Search the records for the word "JSON" and report each line that has it.

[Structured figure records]

───

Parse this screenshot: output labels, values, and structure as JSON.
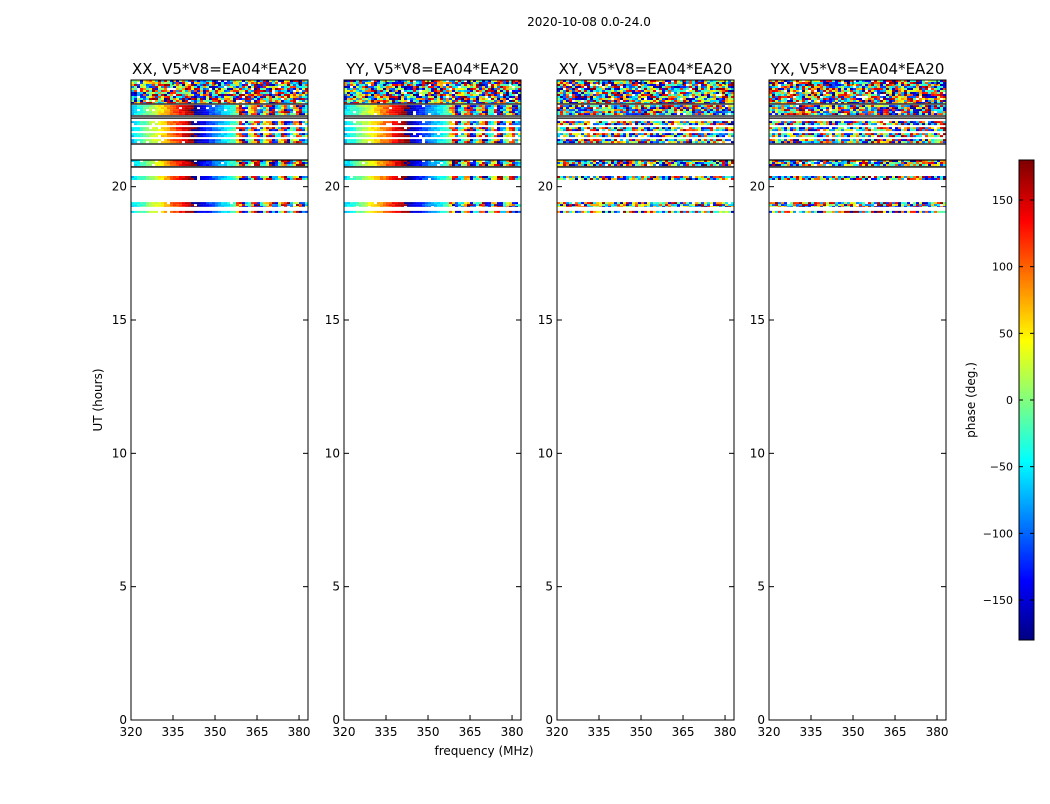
{
  "chart_data": {
    "type": "heatmap",
    "suptitle": "2020-10-08 0.0-24.0",
    "xlabel": "frequency (MHz)",
    "ylabel": "UT (hours)",
    "xlim": [
      320,
      383.2
    ],
    "ylim": [
      0,
      24
    ],
    "xticks": [
      "320",
      "335",
      "350",
      "365",
      "380"
    ],
    "yticks": [
      "0",
      "5",
      "10",
      "15",
      "20"
    ],
    "panels": [
      {
        "title": "XX, V5*V8=EA04*EA20",
        "coherent": true
      },
      {
        "title": "YY, V5*V8=EA04*EA20",
        "coherent": true
      },
      {
        "title": "XY, V5*V8=EA04*EA20",
        "coherent": false
      },
      {
        "title": "YX, V5*V8=EA04*EA20",
        "coherent": false
      }
    ],
    "bands_ut": [
      {
        "start": 23.13,
        "end": 24.0,
        "kind": "noisy"
      },
      {
        "start": 22.69,
        "end": 23.06,
        "kind": "mixed"
      },
      {
        "start": 21.63,
        "end": 22.46,
        "kind": "striped"
      },
      {
        "start": 20.77,
        "end": 21.0,
        "kind": "mixed"
      },
      {
        "start": 20.25,
        "end": 20.4,
        "kind": "mixed"
      },
      {
        "start": 19.24,
        "end": 19.42,
        "kind": "mixed"
      },
      {
        "start": 19.01,
        "end": 19.09,
        "kind": "mixed"
      }
    ],
    "flag_lines_ut": [
      23.1,
      22.65,
      22.57,
      21.6,
      21.0,
      20.74
    ],
    "phase_model": {
      "phase_at_320MHz_deg": -60,
      "slope_deg_per_MHz": 11,
      "coherent_until_MHz": 357
    },
    "colorbar": {
      "label": "phase (deg.)",
      "range": [
        -180,
        180
      ],
      "ticks": [
        "150",
        "100",
        "50",
        "0",
        "−50",
        "−100",
        "−150"
      ],
      "tick_values": [
        150,
        100,
        50,
        0,
        -50,
        -100,
        -150
      ],
      "colormap": "jet"
    }
  }
}
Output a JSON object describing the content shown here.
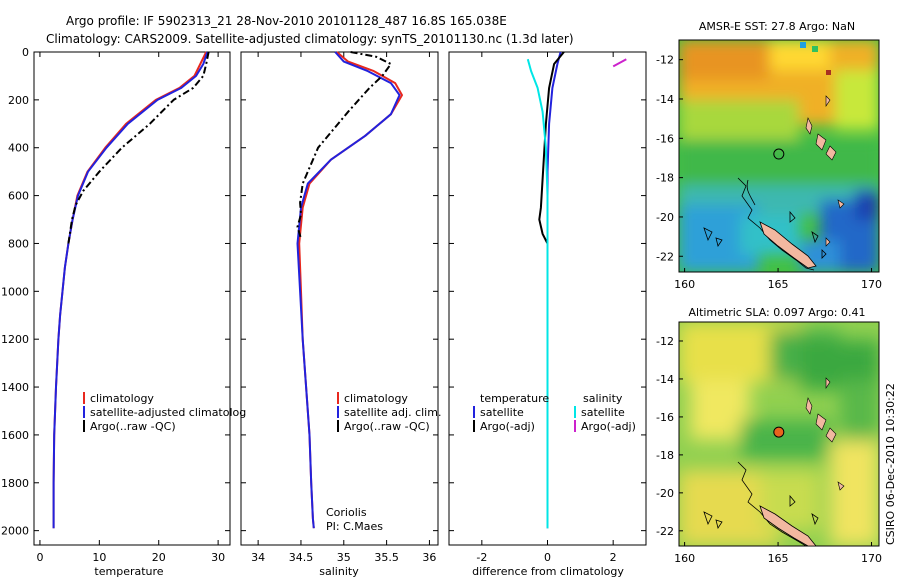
{
  "header": {
    "line1": "Argo profile: IF 5902313_21 28-Nov-2010 20101128_487 16.8S 165.038E",
    "line2": "Climatology: CARS2009. Satellite-adjusted climatology: synTS_20101130.nc (1.3d later)"
  },
  "side_label": "CSIRO 06-Dec-2010 10:30:22",
  "colors": {
    "climatology": "#e8281e",
    "satellite": "#2222dd",
    "argo": "#000000",
    "satellite_salinity": "#00e6e6",
    "argo_adj_salinity": "#cc22cc"
  },
  "chart_data": [
    {
      "type": "line",
      "xlabel": "temperature",
      "ylabel": "",
      "xlim": [
        -1,
        32
      ],
      "ylim": [
        2060,
        0
      ],
      "xticks": [
        "0",
        "10",
        "20",
        "30"
      ],
      "yticks": [
        "0",
        "200",
        "400",
        "600",
        "800",
        "1000",
        "1200",
        "1400",
        "1600",
        "1800",
        "2000"
      ],
      "legend": [
        "climatology",
        "satellite-adjusted climatolog",
        "Argo(..raw -QC)"
      ],
      "legend_placement": "lower-right",
      "series": [
        {
          "name": "climatology",
          "color": "#e8281e",
          "x": [
            28.0,
            27.0,
            26.0,
            23.5,
            19.5,
            14.5,
            11.0,
            8.0,
            6.3,
            5.5,
            4.8,
            4.2,
            3.8,
            3.4,
            3.1,
            2.9,
            2.7,
            2.55,
            2.4,
            2.3,
            2.3
          ],
          "y": [
            0,
            50,
            100,
            150,
            200,
            300,
            400,
            500,
            600,
            700,
            800,
            900,
            1000,
            1100,
            1200,
            1300,
            1400,
            1500,
            1600,
            1800,
            1990
          ]
        },
        {
          "name": "satellite",
          "color": "#2222dd",
          "x": [
            28.2,
            27.5,
            26.3,
            23.8,
            19.8,
            14.8,
            11.2,
            8.1,
            6.4,
            5.5,
            4.8,
            4.2,
            3.8,
            3.4,
            3.1,
            2.9,
            2.7,
            2.55,
            2.4,
            2.3,
            2.3
          ],
          "y": [
            0,
            50,
            100,
            150,
            200,
            300,
            400,
            500,
            600,
            700,
            800,
            900,
            1000,
            1100,
            1200,
            1300,
            1400,
            1500,
            1600,
            1800,
            1990
          ]
        },
        {
          "name": "Argo(..raw -QC)",
          "color": "#000000",
          "x": [
            28.4,
            28.0,
            27.5,
            25.8,
            22.5,
            18.5,
            13.8,
            10.0,
            7.3,
            6.0,
            5.4,
            4.8
          ],
          "y": [
            0,
            50,
            100,
            150,
            200,
            300,
            400,
            500,
            580,
            640,
            700,
            800
          ]
        }
      ]
    },
    {
      "type": "line",
      "xlabel": "salinity",
      "ylabel": "",
      "xlim": [
        33.8,
        36.1
      ],
      "ylim": [
        2060,
        0
      ],
      "xticks": [
        "34",
        "34.5",
        "35",
        "35.5",
        "36"
      ],
      "legend": [
        "climatology",
        "satellite adj. clim.",
        "Argo(..raw -QC)"
      ],
      "legend_placement": "lower-right",
      "annotation": [
        "Coriolis",
        "PI: C.Maes"
      ],
      "series": [
        {
          "name": "climatology",
          "color": "#e8281e",
          "x": [
            34.92,
            35.05,
            35.35,
            35.6,
            35.68,
            35.55,
            35.25,
            34.85,
            34.6,
            34.52,
            34.48,
            34.5,
            34.52,
            34.56,
            34.6,
            34.62,
            34.64,
            34.65
          ],
          "y": [
            0,
            40,
            80,
            130,
            180,
            260,
            350,
            450,
            550,
            650,
            800,
            1000,
            1200,
            1400,
            1600,
            1800,
            1950,
            1990
          ]
        },
        {
          "name": "satellite",
          "color": "#2222dd",
          "x": [
            34.9,
            35.0,
            35.28,
            35.55,
            35.65,
            35.55,
            35.25,
            34.85,
            34.58,
            34.5,
            34.46,
            34.49,
            34.52,
            34.56,
            34.6,
            34.62,
            34.64,
            34.65
          ],
          "y": [
            0,
            40,
            80,
            130,
            180,
            260,
            350,
            450,
            550,
            650,
            800,
            1000,
            1200,
            1400,
            1600,
            1800,
            1950,
            1990
          ]
        },
        {
          "name": "Argo(..raw -QC)",
          "color": "#000000",
          "x": [
            35.08,
            35.38,
            35.55,
            35.45,
            35.3,
            35.05,
            34.7,
            34.52,
            34.49,
            34.5,
            34.46,
            34.5
          ],
          "y": [
            0,
            20,
            50,
            100,
            150,
            250,
            400,
            550,
            630,
            680,
            730,
            780
          ]
        }
      ]
    },
    {
      "type": "line",
      "xlabel": "difference from climatology",
      "ylabel": "",
      "xlim": [
        -3,
        3
      ],
      "ylim": [
        2060,
        0
      ],
      "xticks": [
        "-2",
        "0",
        "2"
      ],
      "legend": [
        "temperature",
        "satellite",
        "Argo(-adj)",
        "salinity",
        "satellite",
        "Argo(-adj)"
      ],
      "legend_placement": "lower-center",
      "series": [
        {
          "name": "satellite",
          "color": "#2222dd",
          "x": [
            0.4,
            0.3,
            0.15,
            0.05,
            0.0,
            0.0,
            0.0,
            0.0,
            0.0,
            0.0
          ],
          "y": [
            0,
            50,
            150,
            300,
            500,
            800,
            1200,
            1600,
            1800,
            1990
          ]
        },
        {
          "name": "Argo(-adj)",
          "color": "#000000",
          "x": [
            0.5,
            0.2,
            0.05,
            -0.05,
            -0.2,
            -0.25,
            -0.15,
            0.0
          ],
          "y": [
            0,
            50,
            150,
            300,
            650,
            700,
            760,
            800
          ]
        },
        {
          "name": "satellite",
          "color": "#00e6e6",
          "x": [
            -0.6,
            -0.5,
            -0.3,
            -0.15,
            -0.05,
            0.0,
            0.0,
            0.0
          ],
          "y": [
            30,
            80,
            150,
            250,
            400,
            600,
            1000,
            1990
          ]
        },
        {
          "name": "Argo(-adj)",
          "color": "#cc22cc",
          "x": [
            2.0,
            2.4
          ],
          "y": [
            60,
            30
          ]
        }
      ]
    },
    {
      "type": "heatmap",
      "title": "AMSR-E SST: 27.8 Argo: NaN",
      "xlim": [
        159.7,
        170.4
      ],
      "ylim": [
        -22.8,
        -11.0
      ],
      "xticks": [
        "160",
        "165",
        "170"
      ],
      "yticks": [
        "-12",
        "-14",
        "-16",
        "-18",
        "-20",
        "-22"
      ],
      "marker": {
        "lon": 165.04,
        "lat": -16.8,
        "filled": false
      }
    },
    {
      "type": "heatmap",
      "title": "Altimetric SLA: 0.097 Argo: 0.41",
      "xlim": [
        159.7,
        170.4
      ],
      "ylim": [
        -22.8,
        -11.0
      ],
      "xticks": [
        "160",
        "165",
        "170"
      ],
      "yticks": [
        "-12",
        "-14",
        "-16",
        "-18",
        "-20",
        "-22"
      ],
      "marker": {
        "lon": 165.04,
        "lat": -16.8,
        "filled": true,
        "color": "#e8641e"
      }
    }
  ]
}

───

→ Solution for this exercise
Parse this screenshot: output labels, values, and structure as JSON.
Output a JSON object describing the content shown here.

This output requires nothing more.